Collected data
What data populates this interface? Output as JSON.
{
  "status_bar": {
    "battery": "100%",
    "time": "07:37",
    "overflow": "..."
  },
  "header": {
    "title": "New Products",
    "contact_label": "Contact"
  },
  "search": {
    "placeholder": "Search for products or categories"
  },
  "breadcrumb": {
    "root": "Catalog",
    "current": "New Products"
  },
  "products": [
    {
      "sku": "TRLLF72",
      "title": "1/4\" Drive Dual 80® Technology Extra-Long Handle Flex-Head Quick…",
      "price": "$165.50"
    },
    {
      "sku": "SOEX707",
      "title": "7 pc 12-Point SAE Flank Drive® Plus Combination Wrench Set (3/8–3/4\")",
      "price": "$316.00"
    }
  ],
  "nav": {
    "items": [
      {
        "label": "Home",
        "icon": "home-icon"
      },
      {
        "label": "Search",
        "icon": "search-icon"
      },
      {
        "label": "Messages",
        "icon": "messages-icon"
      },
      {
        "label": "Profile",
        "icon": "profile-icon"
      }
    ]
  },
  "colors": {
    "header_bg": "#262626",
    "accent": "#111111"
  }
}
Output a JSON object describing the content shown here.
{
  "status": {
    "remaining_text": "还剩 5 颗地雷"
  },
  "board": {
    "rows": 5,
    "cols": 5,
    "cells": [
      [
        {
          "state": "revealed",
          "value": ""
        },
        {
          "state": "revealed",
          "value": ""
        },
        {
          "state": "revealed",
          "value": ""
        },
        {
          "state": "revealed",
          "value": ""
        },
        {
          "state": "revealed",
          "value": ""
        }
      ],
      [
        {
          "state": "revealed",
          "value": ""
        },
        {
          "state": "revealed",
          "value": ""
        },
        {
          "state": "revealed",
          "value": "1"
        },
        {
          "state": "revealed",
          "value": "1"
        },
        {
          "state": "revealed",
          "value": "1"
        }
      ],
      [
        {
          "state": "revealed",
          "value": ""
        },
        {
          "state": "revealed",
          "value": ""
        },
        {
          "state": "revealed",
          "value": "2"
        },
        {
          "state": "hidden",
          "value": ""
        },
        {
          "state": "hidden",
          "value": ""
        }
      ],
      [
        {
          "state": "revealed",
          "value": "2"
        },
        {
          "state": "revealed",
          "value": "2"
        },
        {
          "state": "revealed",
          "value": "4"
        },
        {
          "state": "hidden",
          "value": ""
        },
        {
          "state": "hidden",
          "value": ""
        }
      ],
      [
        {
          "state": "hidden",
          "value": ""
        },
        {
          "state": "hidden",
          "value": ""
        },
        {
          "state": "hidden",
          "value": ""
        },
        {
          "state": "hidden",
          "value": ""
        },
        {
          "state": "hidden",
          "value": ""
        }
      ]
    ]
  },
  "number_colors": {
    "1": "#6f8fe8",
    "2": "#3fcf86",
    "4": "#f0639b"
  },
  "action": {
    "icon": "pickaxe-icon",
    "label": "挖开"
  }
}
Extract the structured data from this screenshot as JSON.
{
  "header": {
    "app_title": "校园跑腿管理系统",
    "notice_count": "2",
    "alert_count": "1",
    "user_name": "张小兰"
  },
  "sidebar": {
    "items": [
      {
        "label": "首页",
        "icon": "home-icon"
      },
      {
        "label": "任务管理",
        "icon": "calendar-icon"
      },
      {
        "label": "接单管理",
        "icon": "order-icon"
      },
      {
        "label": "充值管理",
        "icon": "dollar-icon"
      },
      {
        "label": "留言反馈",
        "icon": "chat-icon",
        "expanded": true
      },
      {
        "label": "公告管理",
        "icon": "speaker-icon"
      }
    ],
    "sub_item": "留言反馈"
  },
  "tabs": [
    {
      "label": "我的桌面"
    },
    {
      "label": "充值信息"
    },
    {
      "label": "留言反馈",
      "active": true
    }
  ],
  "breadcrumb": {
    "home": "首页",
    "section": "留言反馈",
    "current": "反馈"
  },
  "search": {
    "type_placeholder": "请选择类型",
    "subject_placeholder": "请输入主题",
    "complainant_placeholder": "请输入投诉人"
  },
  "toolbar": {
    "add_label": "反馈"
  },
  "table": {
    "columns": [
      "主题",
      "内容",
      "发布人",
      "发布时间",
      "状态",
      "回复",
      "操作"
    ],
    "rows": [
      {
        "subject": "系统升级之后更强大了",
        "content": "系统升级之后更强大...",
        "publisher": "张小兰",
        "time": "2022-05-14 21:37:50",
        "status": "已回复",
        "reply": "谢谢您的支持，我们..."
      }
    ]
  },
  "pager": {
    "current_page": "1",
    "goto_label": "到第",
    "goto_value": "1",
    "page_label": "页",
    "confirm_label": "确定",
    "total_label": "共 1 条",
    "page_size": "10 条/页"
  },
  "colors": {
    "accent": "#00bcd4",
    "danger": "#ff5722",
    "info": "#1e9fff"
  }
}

Exercise brief:
Repeat the records above in full, character for character.

Result for this task:
What data populates this interface? Output as JSON.
{
  "status_bar": {
    "battery": "100%",
    "time": "07:37",
    "overflow": "..."
  },
  "header": {
    "title": "New Products",
    "contact_label": "Contact"
  },
  "search": {
    "placeholder": "Search for products or categories"
  },
  "breadcrumb": {
    "root": "Catalog",
    "current": "New Products"
  },
  "products": [
    {
      "sku": "TRLLF72",
      "title": "1/4\" Drive Dual 80® Technology Extra-Long Handle Flex-Head Quick…",
      "price": "$165.50"
    },
    {
      "sku": "SOEX707",
      "title": "7 pc 12-Point SAE Flank Drive® Plus Combination Wrench Set (3/8–3/4\")",
      "price": "$316.00"
    }
  ],
  "nav": {
    "items": [
      {
        "label": "Home",
        "icon": "home-icon"
      },
      {
        "label": "Search",
        "icon": "search-icon"
      },
      {
        "label": "Messages",
        "icon": "messages-icon"
      },
      {
        "label": "Profile",
        "icon": "profile-icon"
      }
    ]
  },
  "colors": {
    "header_bg": "#262626",
    "accent": "#111111"
  }
}
Output a JSON object describing the content shown here.
{
  "status": {
    "remaining_text": "还剩 5 颗地雷"
  },
  "board": {
    "rows": 5,
    "cols": 5,
    "cells": [
      [
        {
          "state": "revealed",
          "value": ""
        },
        {
          "state": "revealed",
          "value": ""
        },
        {
          "state": "revealed",
          "value": ""
        },
        {
          "state": "revealed",
          "value": ""
        },
        {
          "state": "revealed",
          "value": ""
        }
      ],
      [
        {
          "state": "revealed",
          "value": ""
        },
        {
          "state": "revealed",
          "value": ""
        },
        {
          "state": "revealed",
          "value": "1"
        },
        {
          "state": "revealed",
          "value": "1"
        },
        {
          "state": "revealed",
          "value": "1"
        }
      ],
      [
        {
          "state": "revealed",
          "value": ""
        },
        {
          "state": "revealed",
          "value": ""
        },
        {
          "state": "revealed",
          "value": "2"
        },
        {
          "state": "hidden",
          "value": ""
        },
        {
          "state": "hidden",
          "value": ""
        }
      ],
      [
        {
          "state": "revealed",
          "value": "2"
        },
        {
          "state": "revealed",
          "value": "2"
        },
        {
          "state": "revealed",
          "value": "4"
        },
        {
          "state": "hidden",
          "value": ""
        },
        {
          "state": "hidden",
          "value": ""
        }
      ],
      [
        {
          "state": "hidden",
          "value": ""
        },
        {
          "state": "hidden",
          "value": ""
        },
        {
          "state": "hidden",
          "value": ""
        },
        {
          "state": "hidden",
          "value": ""
        },
        {
          "state": "hidden",
          "value": ""
        }
      ]
    ]
  },
  "number_colors": {
    "1": "#6f8fe8",
    "2": "#3fcf86",
    "4": "#f0639b"
  },
  "action": {
    "icon": "pickaxe-icon",
    "label": "挖开"
  }
}
Extract the structured data from this screenshot as JSON.
{
  "header": {
    "app_title": "校园跑腿管理系统",
    "notice_count": "2",
    "alert_count": "1",
    "user_name": "张小兰"
  },
  "sidebar": {
    "items": [
      {
        "label": "首页",
        "icon": "home-icon"
      },
      {
        "label": "任务管理",
        "icon": "calendar-icon"
      },
      {
        "label": "接单管理",
        "icon": "order-icon"
      },
      {
        "label": "充值管理",
        "icon": "dollar-icon"
      },
      {
        "label": "留言反馈",
        "icon": "chat-icon",
        "expanded": true
      },
      {
        "label": "公告管理",
        "icon": "speaker-icon"
      }
    ],
    "sub_item": "留言反馈"
  },
  "tabs": [
    {
      "label": "我的桌面"
    },
    {
      "label": "充值信息"
    },
    {
      "label": "留言反馈",
      "active": true
    }
  ],
  "breadcrumb": {
    "home": "首页",
    "section": "留言反馈",
    "current": "反馈"
  },
  "search": {
    "type_placeholder": "请选择类型",
    "subject_placeholder": "请输入主题",
    "complainant_placeholder": "请输入投诉人"
  },
  "toolbar": {
    "add_label": "反馈"
  },
  "table": {
    "columns": [
      "主题",
      "内容",
      "发布人",
      "发布时间",
      "状态",
      "回复",
      "操作"
    ],
    "rows": [
      {
        "subject": "系统升级之后更强大了",
        "content": "系统升级之后更强大...",
        "publisher": "张小兰",
        "time": "2022-05-14 21:37:50",
        "status": "已回复",
        "reply": "谢谢您的支持，我们..."
      }
    ]
  },
  "pager": {
    "current_page": "1",
    "goto_label": "到第",
    "goto_value": "1",
    "page_label": "页",
    "confirm_label": "确定",
    "total_label": "共 1 条",
    "page_size": "10 条/页"
  },
  "colors": {
    "accent": "#00bcd4",
    "danger": "#ff5722",
    "info": "#1e9fff"
  }
}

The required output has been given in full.